-- TEXT PROVIDED start --

It has begun. Our recognition of Christ's Passion is not just relegated to those few heartwrenching hours on Good Friday or even to the few fast-moving days leading up to it. Christ's Passion actually began years ago in a small grotto or stable in Bethlehem. Now do not think that I am one of those that thinks that God sent Christ to our little earth for the sole purpose of dying. I just can't see a God who is that cold and calculating. Christ was not sent here to die but to live and to, at the same time, show us how to do the same. That was the point.
And yet, even as early as the moment when Herod heard of the possibility of Jesus' existence and ordered him (and all of the other male children of that age) killed, Jesus was condemned. Actually, I think you can go back farther than that. I mean, really, think about it--born in a barn or something to parents that really sort of appear to be illegal immigrants in sort of a no-name town just outside of the hustle and bustle of the holy city. Jesus came into this world alien, poor, and condemned. So this condemnation of Pilate's, sparked on by those in majority rule, those who were trying desperately to maintain life as they knew it, is yet another step in this walk of a sadly condemned Christ.

-- TEXT PROVIDED end --

• [PROBLEMS TO WORK ON]
• 1. Answer these questions about the passage on Christ's Passion:
(a) Where does the passage say Christ's Passion actually began?
(b) Who ordered Jesus and the other male children of that age killed?
(c) Which three words describe how Jesus came into this world?
• 2. Please return everything in the passage on Christ's Passion from "And yet, even" down to "sadly condemned Christ.", copied word for word.
The lines that come next aren't needed for anything here.

-- COLLECTED DATA start --

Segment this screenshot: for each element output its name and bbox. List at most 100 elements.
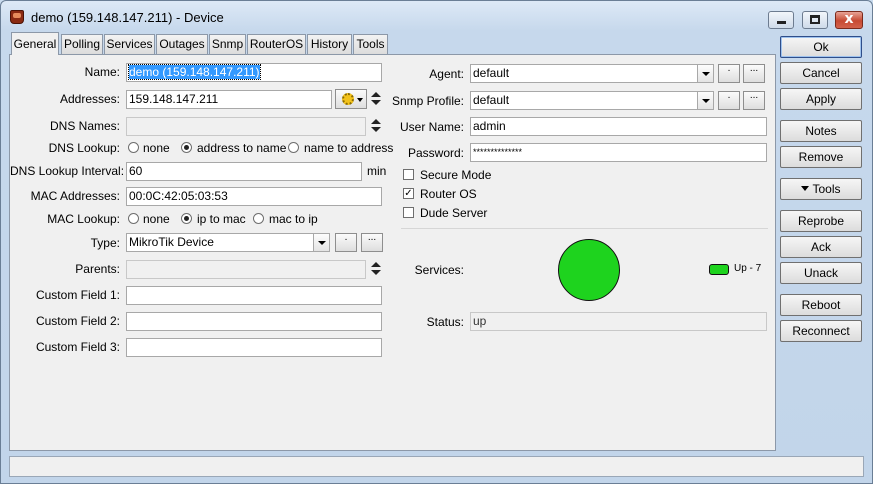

-- COLLECTED DATA end --

• [ANSWERS]
• 1.
(a) In a small grotto or stable in Bethlehem.
(b) Herod.
(c) Alien, poor, and condemned.

• 2.
And yet, even as early as the moment when Herod heard of the possibility of Jesus' existence and ordered him (and all of the other male children of that age) killed, Jesus was condemned. Actually, I think you can go back farther than that. I mean, really, think about it--born in a barn or something to parents that really sort of appear to be illegal immigrants in sort of a no-name town just outside of the hustle and bustle of the holy city. Jesus came into this world alien, poor, and condemned. So this condemnation of Pilate's, sparked on by those in majority rule, those who were trying desperately to maintain life as they knew it, is yet another step in this walk of a sadly condemned Christ.